### Exercise task
In this exercise, reproduce all the entries that follow exactly.

____

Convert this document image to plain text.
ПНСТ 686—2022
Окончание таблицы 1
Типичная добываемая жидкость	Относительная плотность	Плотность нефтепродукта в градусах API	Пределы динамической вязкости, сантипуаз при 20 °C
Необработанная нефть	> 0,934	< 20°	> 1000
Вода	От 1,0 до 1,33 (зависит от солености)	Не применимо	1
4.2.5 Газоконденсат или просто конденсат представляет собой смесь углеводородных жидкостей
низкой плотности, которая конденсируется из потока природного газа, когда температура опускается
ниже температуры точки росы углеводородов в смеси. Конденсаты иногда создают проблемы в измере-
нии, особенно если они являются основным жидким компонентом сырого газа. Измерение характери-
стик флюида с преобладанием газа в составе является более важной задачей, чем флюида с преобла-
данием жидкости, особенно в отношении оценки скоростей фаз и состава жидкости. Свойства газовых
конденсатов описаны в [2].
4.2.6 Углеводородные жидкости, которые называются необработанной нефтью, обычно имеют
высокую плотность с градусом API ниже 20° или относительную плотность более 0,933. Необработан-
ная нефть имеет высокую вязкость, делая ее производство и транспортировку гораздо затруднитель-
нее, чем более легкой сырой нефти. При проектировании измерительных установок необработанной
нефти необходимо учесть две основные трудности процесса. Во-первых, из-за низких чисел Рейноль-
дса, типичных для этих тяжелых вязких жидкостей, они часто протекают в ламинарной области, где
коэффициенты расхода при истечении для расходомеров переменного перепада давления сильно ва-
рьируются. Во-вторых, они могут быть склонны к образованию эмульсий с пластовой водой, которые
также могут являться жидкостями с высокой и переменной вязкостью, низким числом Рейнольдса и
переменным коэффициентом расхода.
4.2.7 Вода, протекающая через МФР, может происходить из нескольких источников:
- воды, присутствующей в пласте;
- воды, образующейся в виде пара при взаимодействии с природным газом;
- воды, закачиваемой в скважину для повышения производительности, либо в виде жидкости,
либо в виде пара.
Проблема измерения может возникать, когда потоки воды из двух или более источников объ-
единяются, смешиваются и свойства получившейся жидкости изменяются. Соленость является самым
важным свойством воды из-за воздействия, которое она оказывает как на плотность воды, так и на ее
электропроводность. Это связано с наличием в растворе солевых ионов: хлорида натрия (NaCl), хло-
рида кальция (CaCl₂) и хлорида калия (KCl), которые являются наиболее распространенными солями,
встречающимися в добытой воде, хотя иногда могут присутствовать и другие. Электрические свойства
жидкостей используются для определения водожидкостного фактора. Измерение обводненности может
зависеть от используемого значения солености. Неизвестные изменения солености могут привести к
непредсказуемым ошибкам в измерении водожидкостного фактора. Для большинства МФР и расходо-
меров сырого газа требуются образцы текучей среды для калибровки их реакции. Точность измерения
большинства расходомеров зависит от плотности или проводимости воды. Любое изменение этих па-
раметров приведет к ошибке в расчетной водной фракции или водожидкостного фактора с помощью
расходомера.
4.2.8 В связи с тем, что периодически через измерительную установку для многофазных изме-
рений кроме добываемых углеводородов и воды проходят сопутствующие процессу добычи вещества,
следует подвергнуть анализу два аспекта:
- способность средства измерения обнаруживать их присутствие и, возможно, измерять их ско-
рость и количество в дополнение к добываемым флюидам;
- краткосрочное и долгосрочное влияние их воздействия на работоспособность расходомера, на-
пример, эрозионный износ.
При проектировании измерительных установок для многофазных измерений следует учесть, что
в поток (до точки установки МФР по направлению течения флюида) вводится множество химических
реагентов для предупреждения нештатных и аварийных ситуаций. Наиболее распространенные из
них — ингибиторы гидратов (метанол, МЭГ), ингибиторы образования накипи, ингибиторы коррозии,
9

____

### Task output
Convert this document image to plain text.
ПНСТ 686—2022
Окончание таблицы 1
Типичная добываемая жидкость	Относительная плотность	Плотность нефтепродукта в градусах API	Пределы динамической вязкости, сантипуаз при 20 °C
Необработанная нефть	> 0,934	< 20°	> 1000
Вода	От 1,0 до 1,33 (зависит от солености)	Не применимо	1
4.2.5 Газоконденсат или просто конденсат представляет собой смесь углеводородных жидкостей
низкой плотности, которая конденсируется из потока природного газа, когда температура опускается
ниже температуры точки росы углеводородов в смеси. Конденсаты иногда создают проблемы в измере-
нии, особенно если они являются основным жидким компонентом сырого газа. Измерение характери-
стик флюида с преобладанием газа в составе является более важной задачей, чем флюида с преобла-
данием жидкости, особенно в отношении оценки скоростей фаз и состава жидкости. Свойства газовых
конденсатов описаны в [2].
4.2.6 Углеводородные жидкости, которые называются необработанной нефтью, обычно имеют
высокую плотность с градусом API ниже 20° или относительную плотность более 0,933. Необработан-
ная нефть имеет высокую вязкость, делая ее производство и транспортировку гораздо затруднитель-
нее, чем более легкой сырой нефти. При проектировании измерительных установок необработанной
нефти необходимо учесть две основные трудности процесса. Во-первых, из-за низких чисел Рейноль-
дса, типичных для этих тяжелых вязких жидкостей, они часто протекают в ламинарной области, где
коэффициенты расхода при истечении для расходомеров переменного перепада давления сильно ва-
рьируются. Во-вторых, они могут быть склонны к образованию эмульсий с пластовой водой, которые
также могут являться жидкостями с высокой и переменной вязкостью, низким числом Рейнольдса и
переменным коэффициентом расхода.
4.2.7 Вода, протекающая через МФР, может происходить из нескольких источников:
- воды, присутствующей в пласте;
- воды, образующейся в виде пара при взаимодействии с природным газом;
- воды, закачиваемой в скважину для повышения производительности, либо в виде жидкости,
либо в виде пара.
Проблема измерения может возникать, когда потоки воды из двух или более источников объ-
единяются, смешиваются и свойства получившейся жидкости изменяются. Соленость является самым
важным свойством воды из-за воздействия, которое она оказывает как на плотность воды, так и на ее
электропроводность. Это связано с наличием в растворе солевых ионов: хлорида натрия (NaCl), хло-
рида кальция (CaCl₂) и хлорида калия (KCl), которые являются наиболее распространенными солями,
встречающимися в добытой воде, хотя иногда могут присутствовать и другие. Электрические свойства
жидкостей используются для определения водожидкостного фактора. Измерение обводненности может
зависеть от используемого значения солености. Неизвестные изменения солености могут привести к
непредсказуемым ошибкам в измерении водожидкостного фактора. Для большинства МФР и расходо-
меров сырого газа требуются образцы текучей среды для калибровки их реакции. Точность измерения
большинства расходомеров зависит от плотности или проводимости воды. Любое изменение этих па-
раметров приведет к ошибке в расчетной водной фракции или водожидкостного фактора с помощью
расходомера.
4.2.8 В связи с тем, что периодически через измерительную установку для многофазных изме-
рений кроме добываемых углеводородов и воды проходят сопутствующие процессу добычи вещества,
следует подвергнуть анализу два аспекта:
- способность средства измерения обнаруживать их присутствие и, возможно, измерять их ско-
рость и количество в дополнение к добываемым флюидам;
- краткосрочное и долгосрочное влияние их воздействия на работоспособность расходомера, на-
пример, эрозионный износ.
При проектировании измерительных установок для многофазных измерений следует учесть, что
в поток (до точки установки МФР по направлению течения флюида) вводится множество химических
реагентов для предупреждения нештатных и аварийных ситуаций. Наиболее распространенные из
них — ингибиторы гидратов (метанол, МЭГ), ингибиторы образования накипи, ингибиторы коррозии,
9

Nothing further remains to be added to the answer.